### TASK DETAILS
Collect all lines from the records below that include the word "disabled".

### Data records
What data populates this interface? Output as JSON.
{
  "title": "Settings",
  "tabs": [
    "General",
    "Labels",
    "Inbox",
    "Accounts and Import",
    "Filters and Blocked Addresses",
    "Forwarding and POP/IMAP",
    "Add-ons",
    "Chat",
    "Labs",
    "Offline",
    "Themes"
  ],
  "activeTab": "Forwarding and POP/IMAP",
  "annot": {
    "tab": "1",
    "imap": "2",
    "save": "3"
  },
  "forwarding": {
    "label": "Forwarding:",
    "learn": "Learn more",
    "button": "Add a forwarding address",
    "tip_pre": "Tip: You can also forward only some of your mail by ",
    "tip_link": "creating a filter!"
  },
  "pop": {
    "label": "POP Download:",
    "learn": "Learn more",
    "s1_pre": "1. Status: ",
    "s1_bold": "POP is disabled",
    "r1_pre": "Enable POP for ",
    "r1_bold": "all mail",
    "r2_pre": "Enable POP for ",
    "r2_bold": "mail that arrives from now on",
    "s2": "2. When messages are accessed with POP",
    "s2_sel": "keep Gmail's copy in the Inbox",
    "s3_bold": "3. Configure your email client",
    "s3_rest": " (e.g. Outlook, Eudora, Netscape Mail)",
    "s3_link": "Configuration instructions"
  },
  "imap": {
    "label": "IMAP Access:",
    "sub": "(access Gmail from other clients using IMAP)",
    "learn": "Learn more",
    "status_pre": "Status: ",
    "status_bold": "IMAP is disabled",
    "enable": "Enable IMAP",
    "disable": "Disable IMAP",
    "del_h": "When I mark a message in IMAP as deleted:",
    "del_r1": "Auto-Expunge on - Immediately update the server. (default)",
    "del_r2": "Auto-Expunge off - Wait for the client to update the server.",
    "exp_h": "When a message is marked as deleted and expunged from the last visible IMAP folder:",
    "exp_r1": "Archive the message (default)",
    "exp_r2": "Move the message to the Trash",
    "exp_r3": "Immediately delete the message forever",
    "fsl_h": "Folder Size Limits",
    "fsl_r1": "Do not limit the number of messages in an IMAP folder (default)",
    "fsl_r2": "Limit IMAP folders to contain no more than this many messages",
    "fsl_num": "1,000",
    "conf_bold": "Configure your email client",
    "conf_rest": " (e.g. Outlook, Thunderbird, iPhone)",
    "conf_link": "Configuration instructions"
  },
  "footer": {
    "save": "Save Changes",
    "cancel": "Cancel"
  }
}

### IN RESPONSE
    "s1_bold": "POP is disabled",
    "status_bold": "IMAP is disabled",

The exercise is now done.